WRITTEN INSTRUCTION: Search the material below for the string "type" and extract each line that has it.

· · · · ·

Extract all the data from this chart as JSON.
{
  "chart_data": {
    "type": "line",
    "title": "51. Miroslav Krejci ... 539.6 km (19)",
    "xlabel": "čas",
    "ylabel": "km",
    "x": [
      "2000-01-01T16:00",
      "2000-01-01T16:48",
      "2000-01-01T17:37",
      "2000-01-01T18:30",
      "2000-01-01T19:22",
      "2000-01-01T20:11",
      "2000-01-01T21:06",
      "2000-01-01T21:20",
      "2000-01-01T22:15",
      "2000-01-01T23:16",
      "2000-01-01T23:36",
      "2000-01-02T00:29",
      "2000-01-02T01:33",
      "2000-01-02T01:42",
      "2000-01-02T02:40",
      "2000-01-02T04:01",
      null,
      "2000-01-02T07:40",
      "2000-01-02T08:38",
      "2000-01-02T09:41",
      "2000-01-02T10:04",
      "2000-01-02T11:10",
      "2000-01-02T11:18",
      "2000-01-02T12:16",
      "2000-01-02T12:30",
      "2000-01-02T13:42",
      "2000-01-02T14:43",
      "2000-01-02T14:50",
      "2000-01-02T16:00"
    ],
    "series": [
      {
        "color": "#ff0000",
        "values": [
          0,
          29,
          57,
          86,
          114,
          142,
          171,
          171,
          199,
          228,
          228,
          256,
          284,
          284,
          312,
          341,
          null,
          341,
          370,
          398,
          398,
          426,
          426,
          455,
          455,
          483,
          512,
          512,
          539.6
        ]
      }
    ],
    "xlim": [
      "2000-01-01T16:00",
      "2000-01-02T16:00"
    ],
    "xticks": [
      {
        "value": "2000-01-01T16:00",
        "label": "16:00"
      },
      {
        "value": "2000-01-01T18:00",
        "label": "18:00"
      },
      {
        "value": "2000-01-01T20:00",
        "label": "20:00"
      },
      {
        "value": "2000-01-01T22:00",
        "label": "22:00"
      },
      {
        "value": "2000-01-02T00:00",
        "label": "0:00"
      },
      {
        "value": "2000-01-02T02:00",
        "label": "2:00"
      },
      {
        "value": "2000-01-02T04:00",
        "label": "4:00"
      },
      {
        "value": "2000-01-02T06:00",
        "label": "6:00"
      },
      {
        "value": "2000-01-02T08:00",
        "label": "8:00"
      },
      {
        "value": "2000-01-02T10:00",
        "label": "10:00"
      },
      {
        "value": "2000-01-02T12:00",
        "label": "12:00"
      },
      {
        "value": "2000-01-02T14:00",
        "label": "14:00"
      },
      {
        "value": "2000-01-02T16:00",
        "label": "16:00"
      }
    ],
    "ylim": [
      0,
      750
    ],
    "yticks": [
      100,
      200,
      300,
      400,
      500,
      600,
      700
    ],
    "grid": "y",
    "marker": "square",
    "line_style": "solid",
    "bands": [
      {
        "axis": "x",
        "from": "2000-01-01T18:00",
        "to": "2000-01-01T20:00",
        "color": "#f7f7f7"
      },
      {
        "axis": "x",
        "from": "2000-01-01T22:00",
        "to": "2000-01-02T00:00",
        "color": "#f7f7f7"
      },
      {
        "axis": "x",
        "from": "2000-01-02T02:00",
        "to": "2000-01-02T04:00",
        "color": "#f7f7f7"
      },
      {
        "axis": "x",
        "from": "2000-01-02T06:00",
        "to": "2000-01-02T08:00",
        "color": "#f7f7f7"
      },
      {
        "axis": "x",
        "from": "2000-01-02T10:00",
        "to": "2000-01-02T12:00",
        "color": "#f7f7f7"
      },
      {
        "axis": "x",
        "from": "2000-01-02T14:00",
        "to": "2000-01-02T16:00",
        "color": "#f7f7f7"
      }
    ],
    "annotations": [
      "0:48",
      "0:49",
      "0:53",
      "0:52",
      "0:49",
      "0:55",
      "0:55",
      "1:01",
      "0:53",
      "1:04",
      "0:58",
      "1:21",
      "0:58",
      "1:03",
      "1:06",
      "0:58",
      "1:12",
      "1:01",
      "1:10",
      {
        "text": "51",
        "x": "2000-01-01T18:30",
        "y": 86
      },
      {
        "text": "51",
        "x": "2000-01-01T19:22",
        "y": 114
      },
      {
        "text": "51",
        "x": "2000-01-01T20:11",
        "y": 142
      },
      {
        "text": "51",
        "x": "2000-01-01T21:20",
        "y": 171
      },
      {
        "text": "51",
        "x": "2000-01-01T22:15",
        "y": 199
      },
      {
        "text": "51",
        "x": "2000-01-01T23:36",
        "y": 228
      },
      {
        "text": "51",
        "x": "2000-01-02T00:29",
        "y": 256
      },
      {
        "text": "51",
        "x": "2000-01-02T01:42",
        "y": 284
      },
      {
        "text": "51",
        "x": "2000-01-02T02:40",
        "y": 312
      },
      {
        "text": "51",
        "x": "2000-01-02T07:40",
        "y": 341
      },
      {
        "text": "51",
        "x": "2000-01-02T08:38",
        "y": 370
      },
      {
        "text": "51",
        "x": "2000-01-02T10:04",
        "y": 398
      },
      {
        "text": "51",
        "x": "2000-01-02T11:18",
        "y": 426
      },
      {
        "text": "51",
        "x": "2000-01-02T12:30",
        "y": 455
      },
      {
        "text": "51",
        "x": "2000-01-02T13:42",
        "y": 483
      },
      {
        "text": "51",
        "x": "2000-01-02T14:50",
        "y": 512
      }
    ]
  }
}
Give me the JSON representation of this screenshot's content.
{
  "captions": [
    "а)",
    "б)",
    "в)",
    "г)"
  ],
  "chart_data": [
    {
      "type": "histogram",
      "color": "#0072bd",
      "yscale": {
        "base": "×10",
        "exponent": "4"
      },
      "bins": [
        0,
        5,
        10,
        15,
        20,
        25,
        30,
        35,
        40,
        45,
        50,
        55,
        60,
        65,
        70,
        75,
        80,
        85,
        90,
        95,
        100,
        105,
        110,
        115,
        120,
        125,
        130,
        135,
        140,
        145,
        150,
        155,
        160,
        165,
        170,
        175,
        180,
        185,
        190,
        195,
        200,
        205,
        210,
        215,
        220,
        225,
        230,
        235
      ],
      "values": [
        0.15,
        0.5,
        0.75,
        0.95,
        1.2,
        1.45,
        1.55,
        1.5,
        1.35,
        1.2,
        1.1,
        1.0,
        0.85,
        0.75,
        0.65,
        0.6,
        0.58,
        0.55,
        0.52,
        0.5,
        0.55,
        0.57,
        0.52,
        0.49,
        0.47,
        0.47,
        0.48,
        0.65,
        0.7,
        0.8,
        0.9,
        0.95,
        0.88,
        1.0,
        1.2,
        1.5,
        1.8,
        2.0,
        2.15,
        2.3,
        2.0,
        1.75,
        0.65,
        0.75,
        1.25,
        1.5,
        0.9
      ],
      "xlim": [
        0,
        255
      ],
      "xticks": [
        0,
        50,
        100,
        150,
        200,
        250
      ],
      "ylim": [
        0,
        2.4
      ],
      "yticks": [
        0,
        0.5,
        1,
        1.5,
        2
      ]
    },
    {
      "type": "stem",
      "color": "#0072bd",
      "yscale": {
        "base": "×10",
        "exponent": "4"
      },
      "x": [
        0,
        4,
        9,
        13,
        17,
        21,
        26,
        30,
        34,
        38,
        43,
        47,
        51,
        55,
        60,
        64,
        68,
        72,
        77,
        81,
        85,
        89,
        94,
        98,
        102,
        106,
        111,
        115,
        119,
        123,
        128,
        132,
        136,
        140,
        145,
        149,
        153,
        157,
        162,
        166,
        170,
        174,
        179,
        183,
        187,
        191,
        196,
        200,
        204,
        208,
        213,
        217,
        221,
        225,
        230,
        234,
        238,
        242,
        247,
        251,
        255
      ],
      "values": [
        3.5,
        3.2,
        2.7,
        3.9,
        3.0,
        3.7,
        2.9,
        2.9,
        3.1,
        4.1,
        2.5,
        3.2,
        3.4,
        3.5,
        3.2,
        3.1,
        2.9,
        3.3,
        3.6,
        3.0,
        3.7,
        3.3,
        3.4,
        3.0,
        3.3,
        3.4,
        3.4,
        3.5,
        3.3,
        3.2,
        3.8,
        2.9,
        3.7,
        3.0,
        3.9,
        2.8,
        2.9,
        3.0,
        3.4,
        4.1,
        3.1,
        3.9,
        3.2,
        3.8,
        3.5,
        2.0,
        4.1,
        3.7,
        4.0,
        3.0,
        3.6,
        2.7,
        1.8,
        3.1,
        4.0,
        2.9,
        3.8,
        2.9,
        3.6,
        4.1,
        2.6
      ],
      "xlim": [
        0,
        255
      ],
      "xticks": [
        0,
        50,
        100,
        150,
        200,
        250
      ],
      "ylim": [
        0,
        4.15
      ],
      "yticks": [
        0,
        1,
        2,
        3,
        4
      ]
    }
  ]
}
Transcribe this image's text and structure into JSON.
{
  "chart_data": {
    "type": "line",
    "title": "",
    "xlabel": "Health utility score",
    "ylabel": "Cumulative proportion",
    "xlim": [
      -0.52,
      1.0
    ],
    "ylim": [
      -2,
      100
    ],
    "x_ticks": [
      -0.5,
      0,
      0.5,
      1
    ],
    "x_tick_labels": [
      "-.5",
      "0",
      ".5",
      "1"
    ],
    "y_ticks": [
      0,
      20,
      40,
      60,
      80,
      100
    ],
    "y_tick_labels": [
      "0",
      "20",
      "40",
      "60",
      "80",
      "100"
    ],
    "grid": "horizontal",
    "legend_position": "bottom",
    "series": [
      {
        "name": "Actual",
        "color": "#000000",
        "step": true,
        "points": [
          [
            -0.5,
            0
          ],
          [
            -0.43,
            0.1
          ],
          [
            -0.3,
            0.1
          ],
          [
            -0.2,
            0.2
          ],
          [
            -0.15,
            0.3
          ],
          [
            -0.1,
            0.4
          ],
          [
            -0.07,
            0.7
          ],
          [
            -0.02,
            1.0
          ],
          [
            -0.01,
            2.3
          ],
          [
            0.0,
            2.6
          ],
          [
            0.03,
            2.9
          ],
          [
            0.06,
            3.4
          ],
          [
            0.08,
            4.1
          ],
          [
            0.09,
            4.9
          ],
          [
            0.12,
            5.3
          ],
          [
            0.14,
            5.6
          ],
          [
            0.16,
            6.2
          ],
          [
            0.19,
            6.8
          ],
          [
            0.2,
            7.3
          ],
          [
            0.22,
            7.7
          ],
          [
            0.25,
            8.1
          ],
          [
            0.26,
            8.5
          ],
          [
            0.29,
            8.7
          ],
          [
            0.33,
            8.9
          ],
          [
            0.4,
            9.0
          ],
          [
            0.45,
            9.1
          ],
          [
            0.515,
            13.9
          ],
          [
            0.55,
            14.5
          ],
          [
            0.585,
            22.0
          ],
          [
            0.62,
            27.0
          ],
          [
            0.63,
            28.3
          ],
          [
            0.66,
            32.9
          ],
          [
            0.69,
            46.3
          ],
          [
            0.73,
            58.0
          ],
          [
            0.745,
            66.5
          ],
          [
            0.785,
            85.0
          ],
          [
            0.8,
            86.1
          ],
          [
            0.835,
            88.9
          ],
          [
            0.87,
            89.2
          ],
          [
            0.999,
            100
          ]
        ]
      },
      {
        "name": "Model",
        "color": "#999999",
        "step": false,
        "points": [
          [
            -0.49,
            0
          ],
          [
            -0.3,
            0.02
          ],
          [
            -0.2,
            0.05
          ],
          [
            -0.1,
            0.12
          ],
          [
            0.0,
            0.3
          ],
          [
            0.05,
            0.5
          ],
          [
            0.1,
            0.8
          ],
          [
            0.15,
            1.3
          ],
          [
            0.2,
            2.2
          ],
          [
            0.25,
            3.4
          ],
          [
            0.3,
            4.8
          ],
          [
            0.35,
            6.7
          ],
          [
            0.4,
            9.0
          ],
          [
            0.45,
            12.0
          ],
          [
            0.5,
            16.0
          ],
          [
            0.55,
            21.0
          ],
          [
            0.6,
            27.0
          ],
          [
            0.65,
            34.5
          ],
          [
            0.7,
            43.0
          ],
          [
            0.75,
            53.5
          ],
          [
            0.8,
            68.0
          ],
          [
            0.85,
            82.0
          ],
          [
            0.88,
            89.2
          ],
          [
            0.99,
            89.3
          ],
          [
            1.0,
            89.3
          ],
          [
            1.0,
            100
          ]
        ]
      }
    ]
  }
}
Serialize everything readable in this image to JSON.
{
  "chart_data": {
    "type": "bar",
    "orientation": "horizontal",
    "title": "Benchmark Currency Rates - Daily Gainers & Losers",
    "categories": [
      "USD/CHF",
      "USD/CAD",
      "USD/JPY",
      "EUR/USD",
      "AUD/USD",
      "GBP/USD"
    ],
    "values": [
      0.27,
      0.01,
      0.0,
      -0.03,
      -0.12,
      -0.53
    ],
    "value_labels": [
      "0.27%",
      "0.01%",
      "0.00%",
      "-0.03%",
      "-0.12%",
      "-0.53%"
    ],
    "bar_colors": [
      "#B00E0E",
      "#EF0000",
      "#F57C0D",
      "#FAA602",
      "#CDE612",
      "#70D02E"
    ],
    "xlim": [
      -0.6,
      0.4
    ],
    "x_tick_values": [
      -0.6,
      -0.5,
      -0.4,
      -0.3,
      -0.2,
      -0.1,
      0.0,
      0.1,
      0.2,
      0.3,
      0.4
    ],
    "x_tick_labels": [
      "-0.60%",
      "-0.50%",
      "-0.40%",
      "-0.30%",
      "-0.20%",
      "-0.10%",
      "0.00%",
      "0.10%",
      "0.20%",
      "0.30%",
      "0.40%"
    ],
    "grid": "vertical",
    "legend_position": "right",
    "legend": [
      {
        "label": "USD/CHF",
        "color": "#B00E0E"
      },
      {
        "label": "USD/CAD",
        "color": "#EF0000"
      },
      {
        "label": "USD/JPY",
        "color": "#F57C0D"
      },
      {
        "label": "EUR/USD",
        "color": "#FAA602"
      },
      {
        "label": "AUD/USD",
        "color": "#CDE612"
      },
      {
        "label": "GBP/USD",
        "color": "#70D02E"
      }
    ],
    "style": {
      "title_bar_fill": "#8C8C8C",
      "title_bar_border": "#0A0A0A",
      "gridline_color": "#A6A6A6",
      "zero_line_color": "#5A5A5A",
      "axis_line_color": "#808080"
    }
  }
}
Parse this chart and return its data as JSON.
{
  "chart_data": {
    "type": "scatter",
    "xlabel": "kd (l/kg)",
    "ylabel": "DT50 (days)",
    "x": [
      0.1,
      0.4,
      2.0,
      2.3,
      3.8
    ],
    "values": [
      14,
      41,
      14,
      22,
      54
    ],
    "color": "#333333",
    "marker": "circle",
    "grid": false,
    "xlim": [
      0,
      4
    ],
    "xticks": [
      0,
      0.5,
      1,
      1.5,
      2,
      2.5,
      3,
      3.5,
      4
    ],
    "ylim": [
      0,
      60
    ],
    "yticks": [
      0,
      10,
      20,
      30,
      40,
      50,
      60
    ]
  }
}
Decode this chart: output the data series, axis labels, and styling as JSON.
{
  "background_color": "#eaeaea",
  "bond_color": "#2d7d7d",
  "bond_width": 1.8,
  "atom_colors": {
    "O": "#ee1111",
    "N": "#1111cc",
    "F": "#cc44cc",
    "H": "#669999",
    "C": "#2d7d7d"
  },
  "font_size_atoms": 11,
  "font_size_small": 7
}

· · · · ·

ANSWER TO THIS TASK:
    "type": "line",
      "type": "histogram",
      "type": "stem",
    "type": "line",
    "type": "bar",
    "type": "scatter",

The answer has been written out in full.